• **Task prompt**:
Rename "range-box" to "range-bracket" in the listing, from its first line up to and including the line with "- legend-bar: [461, 163, 465, 223]". Give back only those lines, with nothing else changed.

═════ Source data ═════

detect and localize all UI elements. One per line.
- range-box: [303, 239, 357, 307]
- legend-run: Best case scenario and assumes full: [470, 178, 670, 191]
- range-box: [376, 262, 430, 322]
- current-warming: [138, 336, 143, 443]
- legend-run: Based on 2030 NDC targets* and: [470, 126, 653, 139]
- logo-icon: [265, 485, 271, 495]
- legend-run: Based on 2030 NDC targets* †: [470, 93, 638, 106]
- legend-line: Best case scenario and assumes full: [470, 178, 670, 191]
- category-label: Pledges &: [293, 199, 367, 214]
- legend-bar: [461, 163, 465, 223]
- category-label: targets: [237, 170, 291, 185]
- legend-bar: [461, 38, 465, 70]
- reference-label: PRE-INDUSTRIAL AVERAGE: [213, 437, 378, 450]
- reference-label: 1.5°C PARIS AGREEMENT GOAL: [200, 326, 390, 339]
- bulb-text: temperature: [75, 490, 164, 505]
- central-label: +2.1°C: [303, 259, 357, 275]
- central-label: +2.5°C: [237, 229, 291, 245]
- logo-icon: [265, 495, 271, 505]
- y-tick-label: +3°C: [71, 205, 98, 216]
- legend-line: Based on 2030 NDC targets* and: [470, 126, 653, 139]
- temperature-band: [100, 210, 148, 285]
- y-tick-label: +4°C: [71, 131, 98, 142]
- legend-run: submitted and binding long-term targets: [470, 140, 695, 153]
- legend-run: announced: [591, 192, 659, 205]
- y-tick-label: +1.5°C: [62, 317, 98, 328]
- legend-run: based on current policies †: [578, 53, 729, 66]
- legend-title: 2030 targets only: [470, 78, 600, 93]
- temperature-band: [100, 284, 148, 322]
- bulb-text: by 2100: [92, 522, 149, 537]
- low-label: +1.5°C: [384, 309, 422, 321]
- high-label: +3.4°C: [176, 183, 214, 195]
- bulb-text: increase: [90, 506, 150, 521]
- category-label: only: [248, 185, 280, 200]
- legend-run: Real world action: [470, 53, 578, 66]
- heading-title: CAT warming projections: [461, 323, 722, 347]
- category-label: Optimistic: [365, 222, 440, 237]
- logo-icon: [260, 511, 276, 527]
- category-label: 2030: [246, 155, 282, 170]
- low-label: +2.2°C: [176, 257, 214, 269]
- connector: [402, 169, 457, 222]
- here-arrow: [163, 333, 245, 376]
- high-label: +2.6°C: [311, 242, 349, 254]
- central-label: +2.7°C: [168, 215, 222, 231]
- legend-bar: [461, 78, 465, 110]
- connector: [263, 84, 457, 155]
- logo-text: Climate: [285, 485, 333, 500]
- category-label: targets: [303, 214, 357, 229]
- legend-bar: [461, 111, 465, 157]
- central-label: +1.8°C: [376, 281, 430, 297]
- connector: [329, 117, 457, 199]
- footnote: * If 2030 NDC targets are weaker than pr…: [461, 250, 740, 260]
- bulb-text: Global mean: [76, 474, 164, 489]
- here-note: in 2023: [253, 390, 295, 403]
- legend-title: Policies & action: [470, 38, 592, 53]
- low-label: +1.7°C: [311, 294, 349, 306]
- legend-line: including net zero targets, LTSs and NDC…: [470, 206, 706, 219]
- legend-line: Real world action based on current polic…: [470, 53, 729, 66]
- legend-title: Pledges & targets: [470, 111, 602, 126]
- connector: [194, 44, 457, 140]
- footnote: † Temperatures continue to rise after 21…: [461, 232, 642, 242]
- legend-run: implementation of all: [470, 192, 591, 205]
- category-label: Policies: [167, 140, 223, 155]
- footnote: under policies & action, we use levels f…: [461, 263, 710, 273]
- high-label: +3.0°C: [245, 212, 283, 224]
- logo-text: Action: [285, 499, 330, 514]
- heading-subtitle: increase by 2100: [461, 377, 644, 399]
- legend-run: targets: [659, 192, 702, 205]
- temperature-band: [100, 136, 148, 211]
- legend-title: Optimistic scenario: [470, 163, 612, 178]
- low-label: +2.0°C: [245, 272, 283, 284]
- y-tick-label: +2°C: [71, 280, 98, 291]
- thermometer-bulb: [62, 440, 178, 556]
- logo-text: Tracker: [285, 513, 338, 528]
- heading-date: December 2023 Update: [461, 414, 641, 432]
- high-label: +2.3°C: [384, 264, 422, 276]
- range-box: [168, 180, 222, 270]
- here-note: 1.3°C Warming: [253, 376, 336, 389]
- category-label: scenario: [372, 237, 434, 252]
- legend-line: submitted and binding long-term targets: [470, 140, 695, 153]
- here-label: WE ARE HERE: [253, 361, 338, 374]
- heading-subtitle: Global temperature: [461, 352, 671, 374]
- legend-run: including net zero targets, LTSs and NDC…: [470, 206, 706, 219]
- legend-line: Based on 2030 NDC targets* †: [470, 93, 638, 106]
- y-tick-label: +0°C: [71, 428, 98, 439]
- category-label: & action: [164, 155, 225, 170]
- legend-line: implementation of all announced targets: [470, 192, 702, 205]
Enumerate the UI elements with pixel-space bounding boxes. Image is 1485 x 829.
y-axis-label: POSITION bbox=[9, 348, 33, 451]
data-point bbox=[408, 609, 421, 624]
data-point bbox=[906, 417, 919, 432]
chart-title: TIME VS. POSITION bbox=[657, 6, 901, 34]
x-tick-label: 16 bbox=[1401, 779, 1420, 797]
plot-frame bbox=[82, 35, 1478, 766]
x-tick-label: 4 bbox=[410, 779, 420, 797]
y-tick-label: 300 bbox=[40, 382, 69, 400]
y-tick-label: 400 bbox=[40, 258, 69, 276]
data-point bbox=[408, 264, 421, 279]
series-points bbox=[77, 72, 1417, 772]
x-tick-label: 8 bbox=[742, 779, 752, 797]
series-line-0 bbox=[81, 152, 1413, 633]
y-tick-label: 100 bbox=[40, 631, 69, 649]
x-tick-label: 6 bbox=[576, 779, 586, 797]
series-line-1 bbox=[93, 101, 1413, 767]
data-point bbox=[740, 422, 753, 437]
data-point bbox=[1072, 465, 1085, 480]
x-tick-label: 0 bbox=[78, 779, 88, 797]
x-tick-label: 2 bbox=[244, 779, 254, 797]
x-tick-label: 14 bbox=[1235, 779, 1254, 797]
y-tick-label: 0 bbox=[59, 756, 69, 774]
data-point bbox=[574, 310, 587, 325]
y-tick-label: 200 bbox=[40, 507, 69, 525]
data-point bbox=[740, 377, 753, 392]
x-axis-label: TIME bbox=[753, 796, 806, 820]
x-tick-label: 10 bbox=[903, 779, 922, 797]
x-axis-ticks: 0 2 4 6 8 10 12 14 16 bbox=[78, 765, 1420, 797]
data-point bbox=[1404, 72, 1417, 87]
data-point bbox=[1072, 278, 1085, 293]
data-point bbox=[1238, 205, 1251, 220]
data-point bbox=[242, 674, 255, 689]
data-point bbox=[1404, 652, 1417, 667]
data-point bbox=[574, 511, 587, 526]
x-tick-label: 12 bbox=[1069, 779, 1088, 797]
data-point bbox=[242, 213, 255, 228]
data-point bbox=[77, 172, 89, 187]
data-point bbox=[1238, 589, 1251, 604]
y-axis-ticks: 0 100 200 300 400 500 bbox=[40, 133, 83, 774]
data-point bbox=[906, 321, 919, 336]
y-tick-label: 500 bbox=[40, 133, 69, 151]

═════

• **Solution to this task**:
detect and localize all UI elements. One per line.
- range-bracket: [303, 239, 357, 307]
- legend-run: Best case scenario and assumes full: [470, 178, 670, 191]
- range-bracket: [376, 262, 430, 322]
- current-warming: [138, 336, 143, 443]
- legend-run: Based on 2030 NDC targets* and: [470, 126, 653, 139]
- logo-icon: [265, 485, 271, 495]
- legend-run: Based on 2030 NDC targets* †: [470, 93, 638, 106]
- legend-line: Best case scenario and assumes full: [470, 178, 670, 191]
- category-label: Pledges &: [293, 199, 367, 214]
- legend-bar: [461, 163, 465, 223]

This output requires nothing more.